Recorded data
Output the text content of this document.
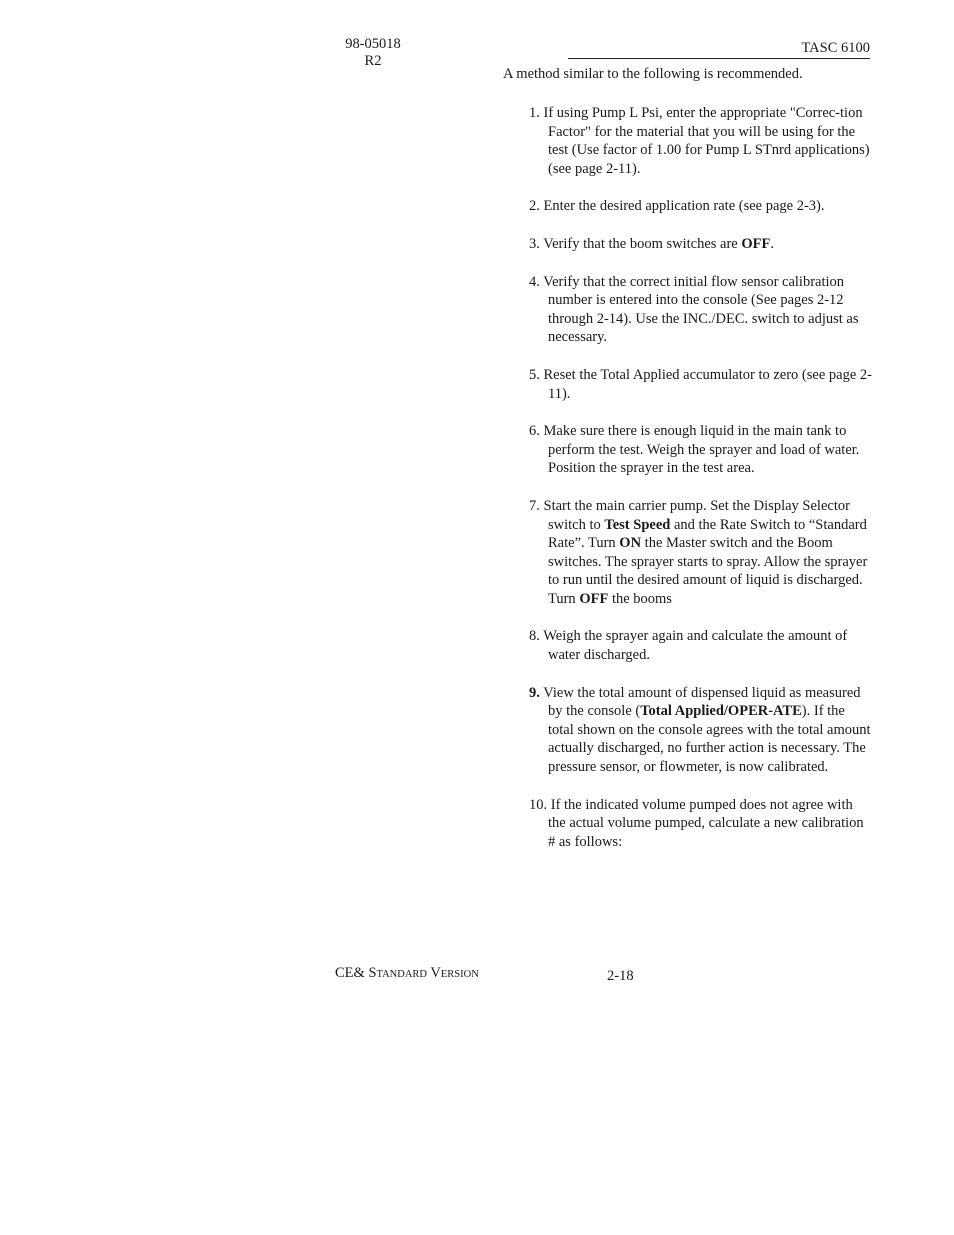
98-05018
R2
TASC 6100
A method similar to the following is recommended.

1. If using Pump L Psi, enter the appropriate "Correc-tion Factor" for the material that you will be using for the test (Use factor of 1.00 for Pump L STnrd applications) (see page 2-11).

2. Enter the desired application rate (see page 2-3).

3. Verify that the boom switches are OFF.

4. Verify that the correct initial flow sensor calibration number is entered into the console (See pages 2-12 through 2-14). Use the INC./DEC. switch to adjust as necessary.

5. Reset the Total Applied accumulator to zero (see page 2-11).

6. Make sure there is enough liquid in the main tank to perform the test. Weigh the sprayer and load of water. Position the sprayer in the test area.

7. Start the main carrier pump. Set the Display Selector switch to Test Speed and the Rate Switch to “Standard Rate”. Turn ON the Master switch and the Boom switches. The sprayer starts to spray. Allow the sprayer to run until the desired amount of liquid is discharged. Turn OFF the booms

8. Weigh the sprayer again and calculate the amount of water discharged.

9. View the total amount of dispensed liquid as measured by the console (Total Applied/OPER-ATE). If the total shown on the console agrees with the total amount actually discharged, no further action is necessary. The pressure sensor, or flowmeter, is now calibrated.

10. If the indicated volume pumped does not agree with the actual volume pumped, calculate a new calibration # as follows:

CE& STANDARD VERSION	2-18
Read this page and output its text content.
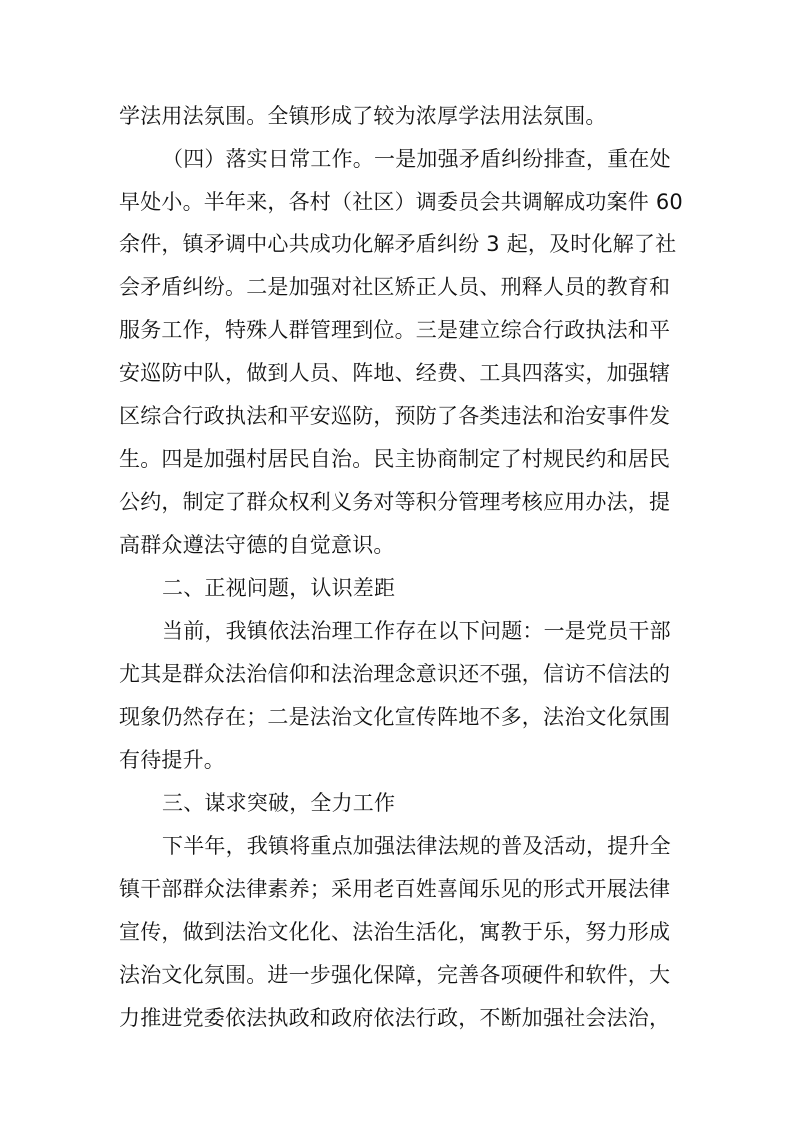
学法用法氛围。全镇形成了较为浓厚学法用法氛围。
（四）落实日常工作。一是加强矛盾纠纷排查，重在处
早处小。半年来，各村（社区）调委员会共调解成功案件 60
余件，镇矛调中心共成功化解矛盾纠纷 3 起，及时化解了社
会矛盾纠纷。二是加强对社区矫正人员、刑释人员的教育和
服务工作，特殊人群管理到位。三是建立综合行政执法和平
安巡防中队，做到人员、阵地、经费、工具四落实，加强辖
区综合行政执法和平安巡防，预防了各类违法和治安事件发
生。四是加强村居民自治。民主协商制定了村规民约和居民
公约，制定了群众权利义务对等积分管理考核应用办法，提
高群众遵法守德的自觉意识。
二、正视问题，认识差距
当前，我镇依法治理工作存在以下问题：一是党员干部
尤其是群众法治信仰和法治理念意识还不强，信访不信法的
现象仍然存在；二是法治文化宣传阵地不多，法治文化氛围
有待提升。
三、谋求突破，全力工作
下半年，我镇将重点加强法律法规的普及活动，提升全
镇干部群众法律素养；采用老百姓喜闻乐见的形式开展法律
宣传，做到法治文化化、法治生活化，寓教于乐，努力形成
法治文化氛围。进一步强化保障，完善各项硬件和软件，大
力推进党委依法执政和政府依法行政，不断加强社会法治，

### Task requirements
Copy all the lines of data exactly as they appear, dropping any images.

### In response
Output the text content of this document.
98-05018
R2
TASC 6100
A method similar to the following is recommended.

1. If using Pump L Psi, enter the appropriate "Correc-tion Factor" for the material that you will be using for the test (Use factor of 1.00 for Pump L STnrd applications) (see page 2-11).

2. Enter the desired application rate (see page 2-3).

3. Verify that the boom switches are OFF.

4. Verify that the correct initial flow sensor calibration number is entered into the console (See pages 2-12 through 2-14). Use the INC./DEC. switch to adjust as necessary.

5. Reset the Total Applied accumulator to zero (see page 2-11).

6. Make sure there is enough liquid in the main tank to perform the test. Weigh the sprayer and load of water. Position the sprayer in the test area.

7. Start the main carrier pump. Set the Display Selector switch to Test Speed and the Rate Switch to “Standard Rate”. Turn ON the Master switch and the Boom switches. The sprayer starts to spray. Allow the sprayer to run until the desired amount of liquid is discharged. Turn OFF the booms

8. Weigh the sprayer again and calculate the amount of water discharged.

9. View the total amount of dispensed liquid as measured by the console (Total Applied/OPER-ATE). If the total shown on the console agrees with the total amount actually discharged, no further action is necessary. The pressure sensor, or flowmeter, is now calibrated.

10. If the indicated volume pumped does not agree with the actual volume pumped, calculate a new calibration # as follows:

CE& STANDARD VERSION	2-18
Read this page and output its text content.
学法用法氛围。全镇形成了较为浓厚学法用法氛围。
（四）落实日常工作。一是加强矛盾纠纷排查，重在处
早处小。半年来，各村（社区）调委员会共调解成功案件 60
余件，镇矛调中心共成功化解矛盾纠纷 3 起，及时化解了社
会矛盾纠纷。二是加强对社区矫正人员、刑释人员的教育和
服务工作，特殊人群管理到位。三是建立综合行政执法和平
安巡防中队，做到人员、阵地、经费、工具四落实，加强辖
区综合行政执法和平安巡防，预防了各类违法和治安事件发
生。四是加强村居民自治。民主协商制定了村规民约和居民
公约，制定了群众权利义务对等积分管理考核应用办法，提
高群众遵法守德的自觉意识。
二、正视问题，认识差距
当前，我镇依法治理工作存在以下问题：一是党员干部
尤其是群众法治信仰和法治理念意识还不强，信访不信法的
现象仍然存在；二是法治文化宣传阵地不多，法治文化氛围
有待提升。
三、谋求突破，全力工作
下半年，我镇将重点加强法律法规的普及活动，提升全
镇干部群众法律素养；采用老百姓喜闻乐见的形式开展法律
宣传，做到法治文化化、法治生活化，寓教于乐，努力形成
法治文化氛围。进一步强化保障，完善各项硬件和软件，大
力推进党委依法执政和政府依法行政，不断加强社会法治，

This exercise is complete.